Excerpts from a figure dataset
——————————

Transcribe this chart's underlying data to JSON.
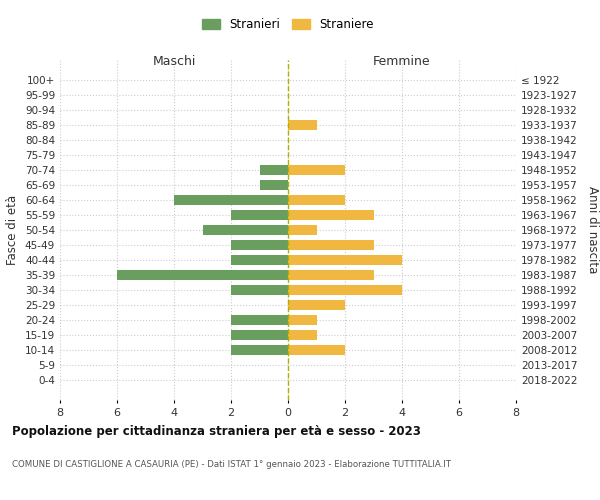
{
  "age_groups": [
    "100+",
    "95-99",
    "90-94",
    "85-89",
    "80-84",
    "75-79",
    "70-74",
    "65-69",
    "60-64",
    "55-59",
    "50-54",
    "45-49",
    "40-44",
    "35-39",
    "30-34",
    "25-29",
    "20-24",
    "15-19",
    "10-14",
    "5-9",
    "0-4"
  ],
  "birth_years": [
    "≤ 1922",
    "1923-1927",
    "1928-1932",
    "1933-1937",
    "1938-1942",
    "1943-1947",
    "1948-1952",
    "1953-1957",
    "1958-1962",
    "1963-1967",
    "1968-1972",
    "1973-1977",
    "1978-1982",
    "1983-1987",
    "1988-1992",
    "1993-1997",
    "1998-2002",
    "2003-2007",
    "2008-2012",
    "2013-2017",
    "2018-2022"
  ],
  "maschi": [
    0,
    0,
    0,
    0,
    0,
    0,
    1,
    1,
    4,
    2,
    3,
    2,
    2,
    6,
    2,
    0,
    2,
    2,
    2,
    0,
    0
  ],
  "femmine": [
    0,
    0,
    0,
    1,
    0,
    0,
    2,
    0,
    2,
    3,
    1,
    3,
    4,
    3,
    4,
    2,
    1,
    1,
    2,
    0,
    0
  ],
  "color_maschi": "#6a9e5e",
  "color_femmine": "#f0b840",
  "background_color": "#ffffff",
  "grid_color": "#cccccc",
  "title": "Popolazione per cittadinanza straniera per età e sesso - 2023",
  "subtitle": "COMUNE DI CASTIGLIONE A CASAURIA (PE) - Dati ISTAT 1° gennaio 2023 - Elaborazione TUTTITALIA.IT",
  "xlabel_left": "Maschi",
  "xlabel_right": "Femmine",
  "ylabel_left": "Fasce di età",
  "ylabel_right": "Anni di nascita",
  "legend_maschi": "Stranieri",
  "legend_femmine": "Straniere",
  "xlim": 8,
  "xticks": [
    -8,
    -6,
    -4,
    -2,
    0,
    2,
    4,
    6,
    8
  ],
  "xticklabels": [
    "8",
    "6",
    "4",
    "2",
    "0",
    "2",
    "4",
    "6",
    "8"
  ]
}
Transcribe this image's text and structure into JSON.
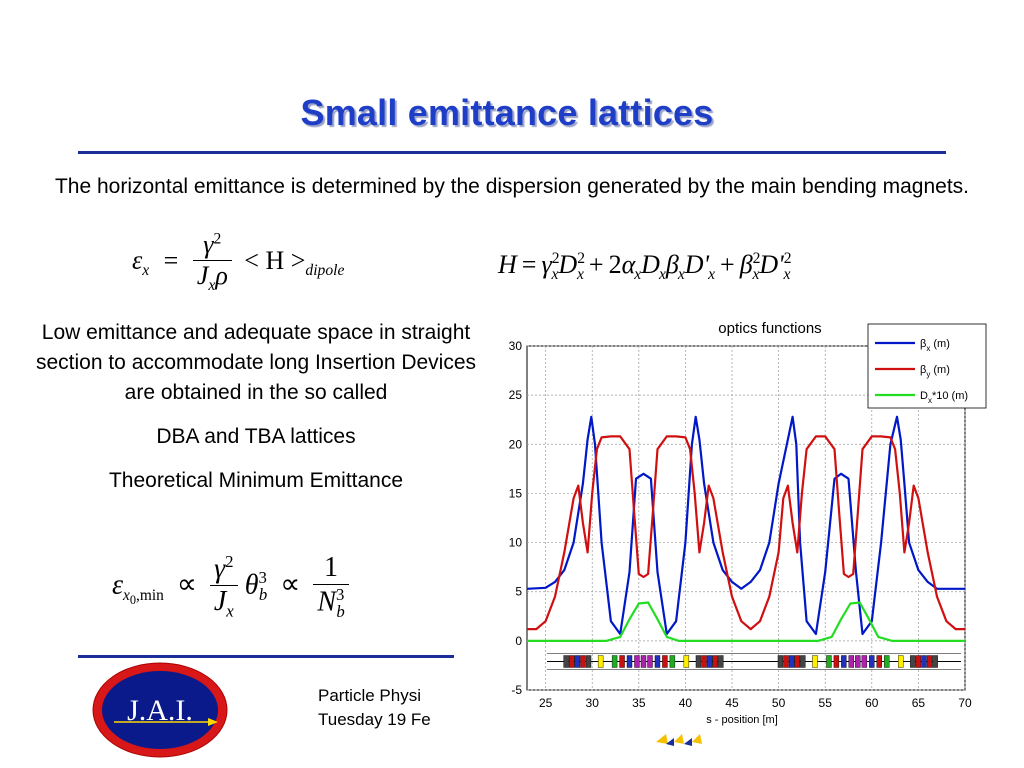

——————————

• WRITTEN EXERCISE:
From the records above, pick out and copy each line holding the word "JSON".

• OUTPUT OF THE EXERCISE:
Transcribe this chart's underlying data to JSON.
Transcribe this image's text and structure into JSON.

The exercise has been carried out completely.